● **Stated task**
Work out the number of lines containing "JSON". Answer with nothing but that number.
****
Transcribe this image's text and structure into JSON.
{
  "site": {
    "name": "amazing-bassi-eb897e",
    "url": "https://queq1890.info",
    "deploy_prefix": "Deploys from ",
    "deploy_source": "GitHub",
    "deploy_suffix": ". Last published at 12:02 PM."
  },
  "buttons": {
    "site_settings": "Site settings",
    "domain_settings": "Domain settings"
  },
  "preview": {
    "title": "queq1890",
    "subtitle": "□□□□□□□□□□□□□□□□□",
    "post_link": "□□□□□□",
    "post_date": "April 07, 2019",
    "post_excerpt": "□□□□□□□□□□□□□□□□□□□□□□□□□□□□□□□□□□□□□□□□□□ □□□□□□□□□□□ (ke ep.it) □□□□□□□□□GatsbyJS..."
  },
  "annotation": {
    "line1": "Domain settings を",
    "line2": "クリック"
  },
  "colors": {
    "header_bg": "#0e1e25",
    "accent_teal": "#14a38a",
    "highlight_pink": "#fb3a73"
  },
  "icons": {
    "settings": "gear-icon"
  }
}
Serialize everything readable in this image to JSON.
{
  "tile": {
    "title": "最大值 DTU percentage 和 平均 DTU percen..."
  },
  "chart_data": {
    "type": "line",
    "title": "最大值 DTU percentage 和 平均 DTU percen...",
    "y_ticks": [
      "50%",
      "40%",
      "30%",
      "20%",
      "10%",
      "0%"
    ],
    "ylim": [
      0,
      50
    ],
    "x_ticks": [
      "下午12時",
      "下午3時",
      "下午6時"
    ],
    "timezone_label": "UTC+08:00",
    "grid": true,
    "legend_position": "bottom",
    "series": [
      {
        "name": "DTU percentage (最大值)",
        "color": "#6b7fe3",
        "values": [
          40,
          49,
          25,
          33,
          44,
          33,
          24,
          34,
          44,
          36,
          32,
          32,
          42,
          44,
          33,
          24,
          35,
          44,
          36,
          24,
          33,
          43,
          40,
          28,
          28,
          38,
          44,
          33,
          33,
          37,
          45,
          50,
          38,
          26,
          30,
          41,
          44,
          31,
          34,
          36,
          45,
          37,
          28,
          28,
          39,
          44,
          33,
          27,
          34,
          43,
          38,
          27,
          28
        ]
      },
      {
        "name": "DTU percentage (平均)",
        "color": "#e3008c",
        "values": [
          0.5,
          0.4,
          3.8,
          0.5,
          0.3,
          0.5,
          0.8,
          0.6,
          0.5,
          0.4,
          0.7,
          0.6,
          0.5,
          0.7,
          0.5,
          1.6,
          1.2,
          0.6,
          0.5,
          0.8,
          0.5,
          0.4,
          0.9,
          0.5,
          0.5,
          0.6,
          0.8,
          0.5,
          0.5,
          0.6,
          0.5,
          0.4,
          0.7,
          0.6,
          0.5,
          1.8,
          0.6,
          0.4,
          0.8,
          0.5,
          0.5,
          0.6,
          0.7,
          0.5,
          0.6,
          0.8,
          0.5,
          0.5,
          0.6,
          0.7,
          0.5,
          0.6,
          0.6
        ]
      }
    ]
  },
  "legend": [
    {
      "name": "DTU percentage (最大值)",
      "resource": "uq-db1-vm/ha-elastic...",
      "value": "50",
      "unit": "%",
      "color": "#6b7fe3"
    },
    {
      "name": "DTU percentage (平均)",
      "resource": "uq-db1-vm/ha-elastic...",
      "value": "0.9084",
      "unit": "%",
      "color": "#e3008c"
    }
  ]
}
****
● **Worked solution**
2